▶ _STATED TASK_: Can you retype every line of the records below, word for word and without changes?

Dataset excerpt:
● ● ●

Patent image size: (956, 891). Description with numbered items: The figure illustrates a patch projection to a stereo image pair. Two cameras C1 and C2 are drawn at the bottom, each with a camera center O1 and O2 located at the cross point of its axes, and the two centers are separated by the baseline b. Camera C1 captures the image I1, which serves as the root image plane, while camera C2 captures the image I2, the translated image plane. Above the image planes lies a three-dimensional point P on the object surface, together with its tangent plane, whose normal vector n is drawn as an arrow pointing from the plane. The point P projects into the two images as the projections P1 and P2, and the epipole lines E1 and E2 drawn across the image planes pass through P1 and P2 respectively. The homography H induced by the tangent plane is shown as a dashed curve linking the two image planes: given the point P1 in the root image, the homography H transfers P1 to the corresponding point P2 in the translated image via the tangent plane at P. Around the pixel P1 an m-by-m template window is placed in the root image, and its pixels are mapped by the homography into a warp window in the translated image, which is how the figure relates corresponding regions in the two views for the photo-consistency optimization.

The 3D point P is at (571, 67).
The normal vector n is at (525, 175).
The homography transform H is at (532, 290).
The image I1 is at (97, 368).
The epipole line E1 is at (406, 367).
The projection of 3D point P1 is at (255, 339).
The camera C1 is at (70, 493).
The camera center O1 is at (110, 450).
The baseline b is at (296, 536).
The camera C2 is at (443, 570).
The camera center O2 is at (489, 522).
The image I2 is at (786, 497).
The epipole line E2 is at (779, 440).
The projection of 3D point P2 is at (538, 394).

● ● ●

▶ _OUTPUT_:
Patent image size: (956, 891). Description with numbered items: The figure illustrates a patch projection to a stereo image pair. Two cameras C1 and C2 are drawn at the bottom, each with a camera center O1 and O2 located at the cross point of its axes, and the two centers are separated by the baseline b. Camera C1 captures the image I1, which serves as the root image plane, while camera C2 captures the image I2, the translated image plane. Above the image planes lies a three-dimensional point P on the object surface, together with its tangent plane, whose normal vector n is drawn as an arrow pointing from the plane. The point P projects into the two images as the projections P1 and P2, and the epipole lines E1 and E2 drawn across the image planes pass through P1 and P2 respectively. The homography H induced by the tangent plane is shown as a dashed curve linking the two image planes: given the point P1 in the root image, the homography H transfers P1 to the corresponding point P2 in the translated image via the tangent plane at P. Around the pixel P1 an m-by-m template window is placed in the root image, and its pixels are mapped by the homography into a warp window in the translated image, which is how the figure relates corresponding regions in the two views for the photo-consistency optimization.

The 3D point P is at (571, 67).
The normal vector n is at (525, 175).
The homography transform H is at (532, 290).
The image I1 is at (97, 368).
The epipole line E1 is at (406, 367).
The projection of 3D point P1 is at (255, 339).
The camera C1 is at (70, 493).
The camera center O1 is at (110, 450).
The baseline b is at (296, 536).
The camera C2 is at (443, 570).
The camera center O2 is at (489, 522).
The image I2 is at (786, 497).
The epipole line E2 is at (779, 440).
The projection of 3D point P2 is at (538, 394).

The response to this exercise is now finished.